WHAT TO WORK ON:
Write out the entries below once more, exactly, with the pictures left out.

**********

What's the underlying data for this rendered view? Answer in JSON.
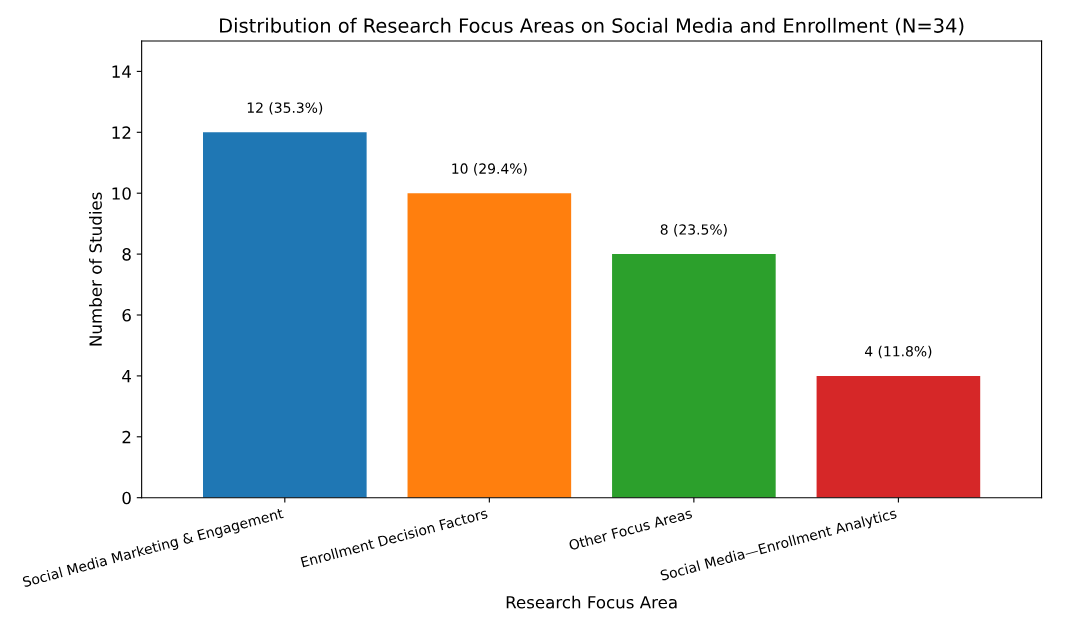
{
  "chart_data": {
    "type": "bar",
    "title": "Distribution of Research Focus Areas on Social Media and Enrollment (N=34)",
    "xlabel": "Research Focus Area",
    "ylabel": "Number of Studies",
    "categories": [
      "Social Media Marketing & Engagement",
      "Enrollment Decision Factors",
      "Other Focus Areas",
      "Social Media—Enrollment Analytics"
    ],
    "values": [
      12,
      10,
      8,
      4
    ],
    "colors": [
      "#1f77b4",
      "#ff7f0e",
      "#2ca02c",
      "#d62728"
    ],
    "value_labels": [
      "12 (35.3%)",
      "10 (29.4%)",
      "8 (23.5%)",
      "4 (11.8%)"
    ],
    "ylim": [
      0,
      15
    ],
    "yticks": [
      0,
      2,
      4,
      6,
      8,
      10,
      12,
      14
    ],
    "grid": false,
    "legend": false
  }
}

**********

CORRECT ANSWER:
What's the underlying data for this rendered view? Answer in JSON.
{
  "chart_data": {
    "type": "bar",
    "title": "Distribution of Research Focus Areas on Social Media and Enrollment (N=34)",
    "xlabel": "Research Focus Area",
    "ylabel": "Number of Studies",
    "categories": [
      "Social Media Marketing & Engagement",
      "Enrollment Decision Factors",
      "Other Focus Areas",
      "Social Media—Enrollment Analytics"
    ],
    "values": [
      12,
      10,
      8,
      4
    ],
    "colors": [
      "#1f77b4",
      "#ff7f0e",
      "#2ca02c",
      "#d62728"
    ],
    "value_labels": [
      "12 (35.3%)",
      "10 (29.4%)",
      "8 (23.5%)",
      "4 (11.8%)"
    ],
    "ylim": [
      0,
      15
    ],
    "yticks": [
      0,
      2,
      4,
      6,
      8,
      10,
      12,
      14
    ],
    "grid": false,
    "legend": false
  }
}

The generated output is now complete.